WHAT TO PRODUCE: Gather up every line from the entries below that uses the word "placeholder".

DATASET EXTRACT:
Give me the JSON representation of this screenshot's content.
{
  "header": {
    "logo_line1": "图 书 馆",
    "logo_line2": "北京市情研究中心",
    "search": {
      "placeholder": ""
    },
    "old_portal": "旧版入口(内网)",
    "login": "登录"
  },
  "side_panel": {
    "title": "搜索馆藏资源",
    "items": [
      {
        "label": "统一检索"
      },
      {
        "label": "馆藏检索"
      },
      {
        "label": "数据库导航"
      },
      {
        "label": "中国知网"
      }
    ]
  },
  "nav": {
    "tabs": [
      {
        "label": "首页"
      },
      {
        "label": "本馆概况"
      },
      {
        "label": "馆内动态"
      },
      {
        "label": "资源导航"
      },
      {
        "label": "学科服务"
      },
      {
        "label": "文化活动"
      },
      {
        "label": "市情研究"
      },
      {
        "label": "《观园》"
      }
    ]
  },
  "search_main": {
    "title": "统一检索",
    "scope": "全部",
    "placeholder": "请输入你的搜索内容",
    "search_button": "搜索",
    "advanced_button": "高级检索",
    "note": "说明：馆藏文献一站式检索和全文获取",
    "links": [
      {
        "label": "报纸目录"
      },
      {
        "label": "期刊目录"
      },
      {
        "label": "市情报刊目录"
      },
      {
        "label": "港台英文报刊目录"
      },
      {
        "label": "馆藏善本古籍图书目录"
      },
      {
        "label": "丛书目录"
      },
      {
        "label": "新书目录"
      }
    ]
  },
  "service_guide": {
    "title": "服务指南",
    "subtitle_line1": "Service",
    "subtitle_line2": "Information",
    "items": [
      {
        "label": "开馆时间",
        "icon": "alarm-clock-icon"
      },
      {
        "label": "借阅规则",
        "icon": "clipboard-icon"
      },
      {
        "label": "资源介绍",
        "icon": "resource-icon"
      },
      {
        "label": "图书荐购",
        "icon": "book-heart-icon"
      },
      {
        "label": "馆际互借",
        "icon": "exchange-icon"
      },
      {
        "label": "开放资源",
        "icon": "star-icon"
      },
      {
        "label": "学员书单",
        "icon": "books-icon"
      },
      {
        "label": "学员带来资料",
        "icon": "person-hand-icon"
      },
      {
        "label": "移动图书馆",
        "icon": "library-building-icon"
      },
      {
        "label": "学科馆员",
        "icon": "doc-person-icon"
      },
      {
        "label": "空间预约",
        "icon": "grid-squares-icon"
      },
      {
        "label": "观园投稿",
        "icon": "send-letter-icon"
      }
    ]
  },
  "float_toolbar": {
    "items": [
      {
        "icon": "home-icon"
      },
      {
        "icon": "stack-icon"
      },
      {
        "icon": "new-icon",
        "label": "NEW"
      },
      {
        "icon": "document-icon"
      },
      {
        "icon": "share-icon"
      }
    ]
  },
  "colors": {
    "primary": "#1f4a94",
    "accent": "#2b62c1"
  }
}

RESPONSE BELOW:
      "placeholder": ""
    "placeholder": "请输入你的搜索内容",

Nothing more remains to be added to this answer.